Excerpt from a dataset
----------------
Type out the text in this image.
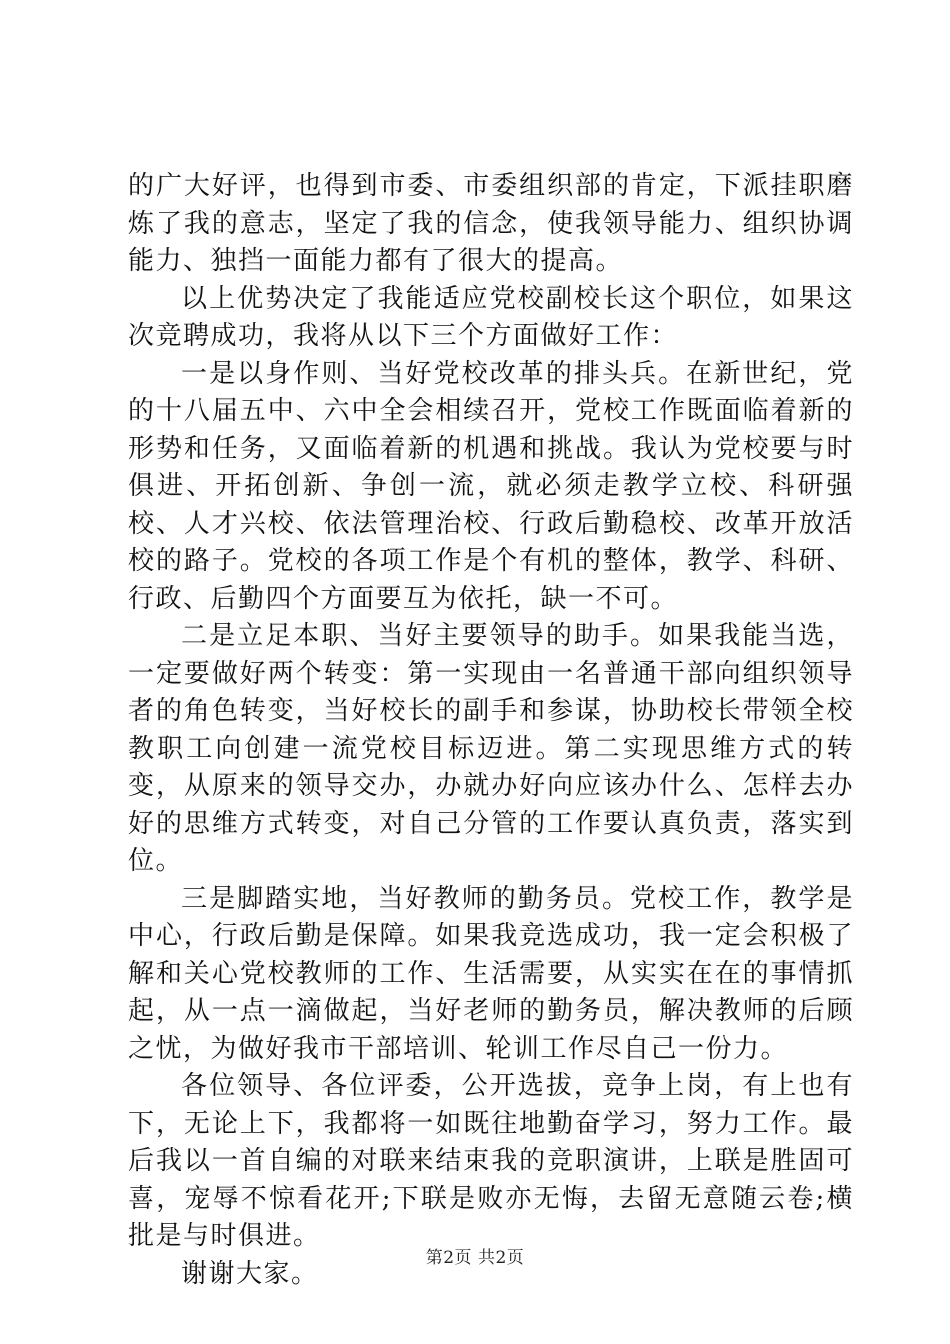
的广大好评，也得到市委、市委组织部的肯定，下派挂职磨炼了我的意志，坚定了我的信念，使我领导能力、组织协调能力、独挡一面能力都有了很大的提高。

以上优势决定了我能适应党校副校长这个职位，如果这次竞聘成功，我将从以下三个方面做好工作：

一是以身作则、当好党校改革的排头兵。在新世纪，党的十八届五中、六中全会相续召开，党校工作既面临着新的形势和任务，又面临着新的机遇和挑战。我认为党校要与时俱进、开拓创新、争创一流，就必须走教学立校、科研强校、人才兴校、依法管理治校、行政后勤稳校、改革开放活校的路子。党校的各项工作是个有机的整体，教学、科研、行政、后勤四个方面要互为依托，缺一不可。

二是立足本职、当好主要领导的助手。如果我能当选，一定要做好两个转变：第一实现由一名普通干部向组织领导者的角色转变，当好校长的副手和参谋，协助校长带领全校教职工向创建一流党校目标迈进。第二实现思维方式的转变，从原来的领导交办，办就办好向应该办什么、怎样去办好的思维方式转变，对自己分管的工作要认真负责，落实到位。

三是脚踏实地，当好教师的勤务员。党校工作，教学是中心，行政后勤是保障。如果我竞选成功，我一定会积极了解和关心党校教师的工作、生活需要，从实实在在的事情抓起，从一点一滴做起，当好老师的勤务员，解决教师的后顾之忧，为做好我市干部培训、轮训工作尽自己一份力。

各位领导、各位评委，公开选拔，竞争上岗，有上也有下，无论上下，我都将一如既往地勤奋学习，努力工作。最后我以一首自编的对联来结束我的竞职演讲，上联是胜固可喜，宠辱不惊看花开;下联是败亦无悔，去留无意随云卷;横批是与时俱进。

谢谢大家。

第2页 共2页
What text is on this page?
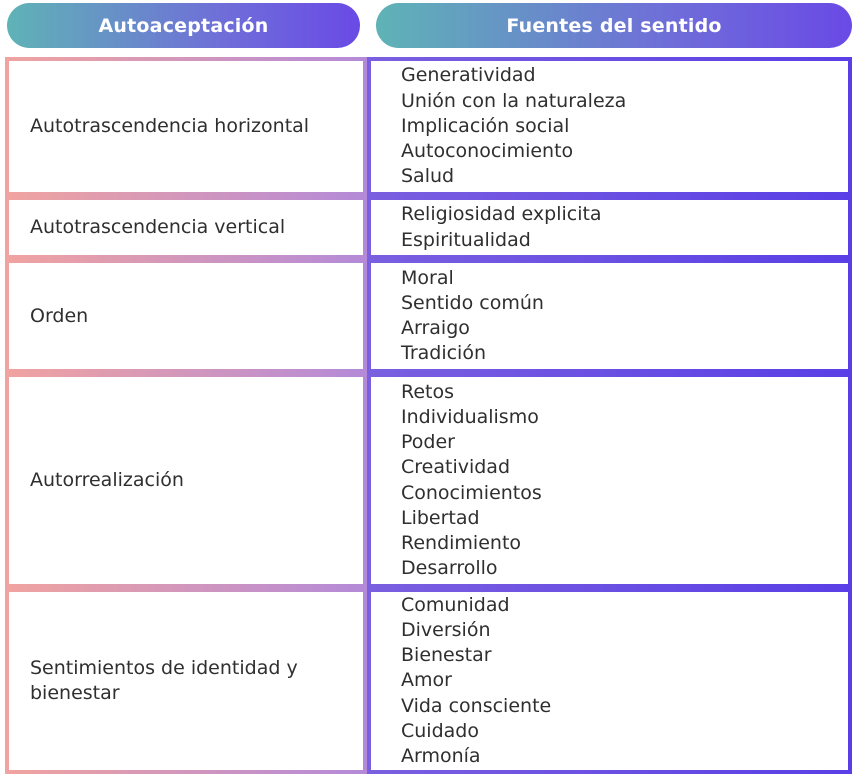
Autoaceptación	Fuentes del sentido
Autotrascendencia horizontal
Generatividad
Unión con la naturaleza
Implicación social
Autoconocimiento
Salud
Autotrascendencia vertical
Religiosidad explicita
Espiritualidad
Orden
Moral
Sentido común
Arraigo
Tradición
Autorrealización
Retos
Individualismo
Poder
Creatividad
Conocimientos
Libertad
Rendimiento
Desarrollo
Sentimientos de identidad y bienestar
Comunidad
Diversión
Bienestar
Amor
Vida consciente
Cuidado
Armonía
----------------
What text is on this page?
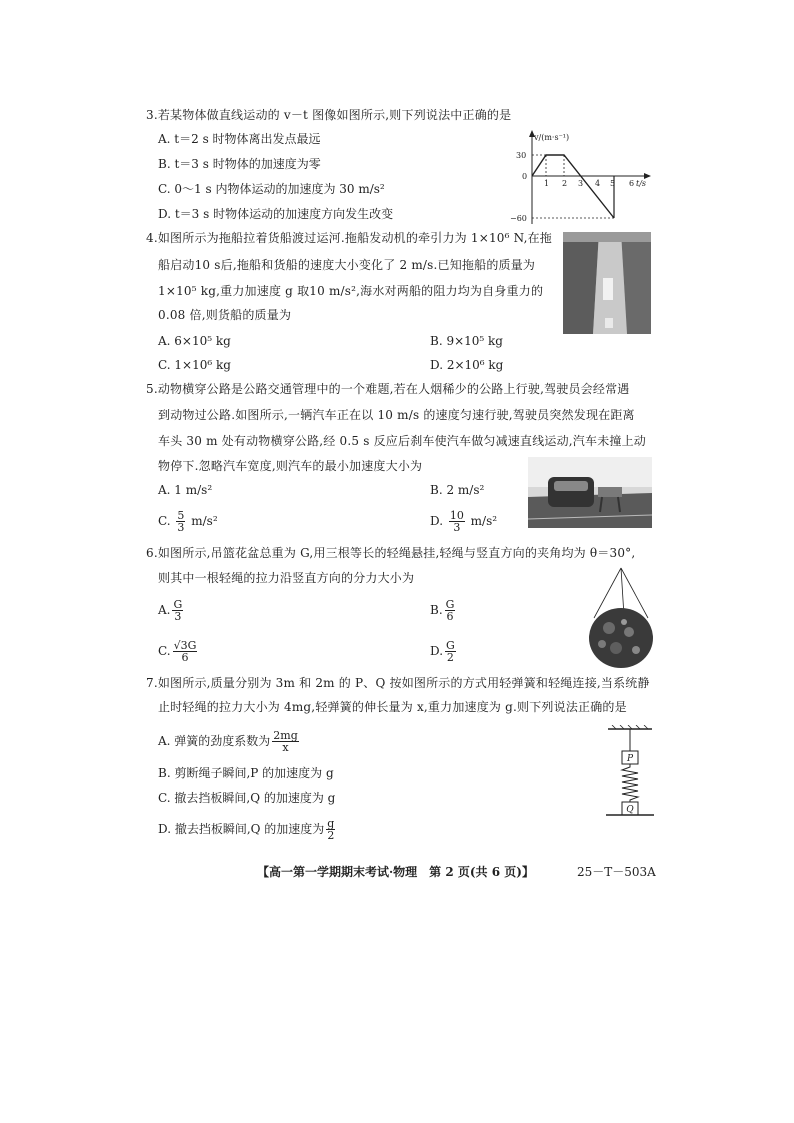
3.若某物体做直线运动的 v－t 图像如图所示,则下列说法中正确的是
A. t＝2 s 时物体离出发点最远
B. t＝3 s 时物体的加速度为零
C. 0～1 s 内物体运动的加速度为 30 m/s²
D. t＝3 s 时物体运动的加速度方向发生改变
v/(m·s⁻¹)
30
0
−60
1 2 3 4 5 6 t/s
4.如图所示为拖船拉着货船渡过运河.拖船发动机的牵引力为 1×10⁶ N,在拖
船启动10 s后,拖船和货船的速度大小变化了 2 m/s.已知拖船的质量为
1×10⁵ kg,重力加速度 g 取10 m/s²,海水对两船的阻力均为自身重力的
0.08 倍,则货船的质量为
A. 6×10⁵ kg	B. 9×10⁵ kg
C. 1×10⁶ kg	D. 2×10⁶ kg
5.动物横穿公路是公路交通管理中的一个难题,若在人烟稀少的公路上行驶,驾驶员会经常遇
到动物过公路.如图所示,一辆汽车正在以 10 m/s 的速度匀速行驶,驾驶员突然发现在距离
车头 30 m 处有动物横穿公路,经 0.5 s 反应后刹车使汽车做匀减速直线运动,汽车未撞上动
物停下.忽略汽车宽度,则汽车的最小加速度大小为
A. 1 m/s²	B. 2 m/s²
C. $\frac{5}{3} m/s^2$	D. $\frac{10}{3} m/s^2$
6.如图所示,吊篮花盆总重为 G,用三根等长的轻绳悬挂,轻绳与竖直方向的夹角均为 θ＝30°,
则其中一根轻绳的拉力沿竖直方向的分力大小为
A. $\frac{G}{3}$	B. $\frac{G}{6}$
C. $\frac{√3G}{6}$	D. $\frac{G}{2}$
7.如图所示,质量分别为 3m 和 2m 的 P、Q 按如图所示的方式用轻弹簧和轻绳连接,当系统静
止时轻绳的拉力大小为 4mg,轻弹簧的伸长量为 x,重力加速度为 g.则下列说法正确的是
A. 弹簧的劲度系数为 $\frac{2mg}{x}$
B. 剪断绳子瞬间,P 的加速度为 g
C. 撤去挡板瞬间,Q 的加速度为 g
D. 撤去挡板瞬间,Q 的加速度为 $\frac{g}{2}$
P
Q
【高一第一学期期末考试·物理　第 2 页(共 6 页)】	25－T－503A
----------------
Give the number of lines above that hold the word "撤去挡板瞬间", and nothing more.

2